*** LISTED ENTRIES
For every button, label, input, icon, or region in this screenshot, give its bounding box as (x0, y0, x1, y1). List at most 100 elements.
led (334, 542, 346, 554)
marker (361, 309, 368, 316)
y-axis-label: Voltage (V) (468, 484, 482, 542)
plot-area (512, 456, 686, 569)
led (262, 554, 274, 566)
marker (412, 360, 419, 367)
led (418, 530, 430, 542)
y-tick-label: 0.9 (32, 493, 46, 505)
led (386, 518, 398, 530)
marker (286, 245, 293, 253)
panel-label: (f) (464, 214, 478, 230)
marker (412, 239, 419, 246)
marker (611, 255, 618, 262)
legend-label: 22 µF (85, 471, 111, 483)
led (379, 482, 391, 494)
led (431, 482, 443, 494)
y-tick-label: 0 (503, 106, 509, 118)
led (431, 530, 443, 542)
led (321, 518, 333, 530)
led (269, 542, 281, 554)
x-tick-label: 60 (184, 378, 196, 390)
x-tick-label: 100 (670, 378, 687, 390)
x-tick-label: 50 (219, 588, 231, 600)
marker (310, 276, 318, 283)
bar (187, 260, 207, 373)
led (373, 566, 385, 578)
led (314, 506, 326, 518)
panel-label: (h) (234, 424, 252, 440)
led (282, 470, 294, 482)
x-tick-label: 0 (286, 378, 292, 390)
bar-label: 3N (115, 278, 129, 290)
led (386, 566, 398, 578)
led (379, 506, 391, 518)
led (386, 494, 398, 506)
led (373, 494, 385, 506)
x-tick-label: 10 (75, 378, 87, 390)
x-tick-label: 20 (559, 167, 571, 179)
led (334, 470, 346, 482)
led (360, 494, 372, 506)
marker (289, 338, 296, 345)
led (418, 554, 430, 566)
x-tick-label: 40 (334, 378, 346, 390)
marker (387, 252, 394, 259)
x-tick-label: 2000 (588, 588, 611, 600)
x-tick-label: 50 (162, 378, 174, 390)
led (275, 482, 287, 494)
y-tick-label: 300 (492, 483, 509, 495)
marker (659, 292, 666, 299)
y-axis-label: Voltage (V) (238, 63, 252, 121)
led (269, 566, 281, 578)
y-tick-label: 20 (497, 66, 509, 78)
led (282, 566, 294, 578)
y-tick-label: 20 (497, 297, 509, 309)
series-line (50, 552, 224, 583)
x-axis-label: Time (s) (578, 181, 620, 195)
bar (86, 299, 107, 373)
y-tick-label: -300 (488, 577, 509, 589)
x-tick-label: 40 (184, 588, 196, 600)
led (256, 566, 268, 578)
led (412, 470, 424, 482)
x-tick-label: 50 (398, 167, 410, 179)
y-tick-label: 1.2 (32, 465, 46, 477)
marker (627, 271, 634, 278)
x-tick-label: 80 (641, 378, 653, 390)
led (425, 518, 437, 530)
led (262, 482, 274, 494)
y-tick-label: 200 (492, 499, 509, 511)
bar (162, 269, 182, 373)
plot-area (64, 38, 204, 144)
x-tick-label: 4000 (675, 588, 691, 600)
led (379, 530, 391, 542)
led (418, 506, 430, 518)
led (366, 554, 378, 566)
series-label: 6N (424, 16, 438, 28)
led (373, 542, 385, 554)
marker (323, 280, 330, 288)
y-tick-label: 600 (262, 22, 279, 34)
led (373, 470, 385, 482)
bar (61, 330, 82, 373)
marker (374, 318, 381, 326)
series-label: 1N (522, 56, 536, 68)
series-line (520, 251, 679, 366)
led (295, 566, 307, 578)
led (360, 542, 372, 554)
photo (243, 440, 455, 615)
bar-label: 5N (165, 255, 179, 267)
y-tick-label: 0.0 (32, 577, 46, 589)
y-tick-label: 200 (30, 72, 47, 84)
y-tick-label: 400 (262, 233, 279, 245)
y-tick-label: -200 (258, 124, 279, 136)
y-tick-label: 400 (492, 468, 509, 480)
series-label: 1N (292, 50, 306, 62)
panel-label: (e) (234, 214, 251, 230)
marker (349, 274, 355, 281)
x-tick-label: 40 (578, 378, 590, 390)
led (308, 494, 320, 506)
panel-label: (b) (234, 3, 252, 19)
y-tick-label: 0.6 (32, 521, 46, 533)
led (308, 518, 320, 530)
******
● EXERCISE PROMPT:
Write out the stretch from the start of the items through the line containing "marker (611, 255, 618, 262)", switching every "marker" to "point" and leaving everything else unchanged.

● ANSWER FOR THE TASK:
For every button, label, input, icon, or region in this screenshot, give its bounding box as (x0, y0, x1, y1). List at most 100 elements.
led (334, 542, 346, 554)
point (361, 309, 368, 316)
y-axis-label: Voltage (V) (468, 484, 482, 542)
plot-area (512, 456, 686, 569)
led (262, 554, 274, 566)
point (412, 360, 419, 367)
led (418, 530, 430, 542)
y-tick-label: 0.9 (32, 493, 46, 505)
led (386, 518, 398, 530)
point (286, 245, 293, 253)
panel-label: (f) (464, 214, 478, 230)
point (412, 239, 419, 246)
point (611, 255, 618, 262)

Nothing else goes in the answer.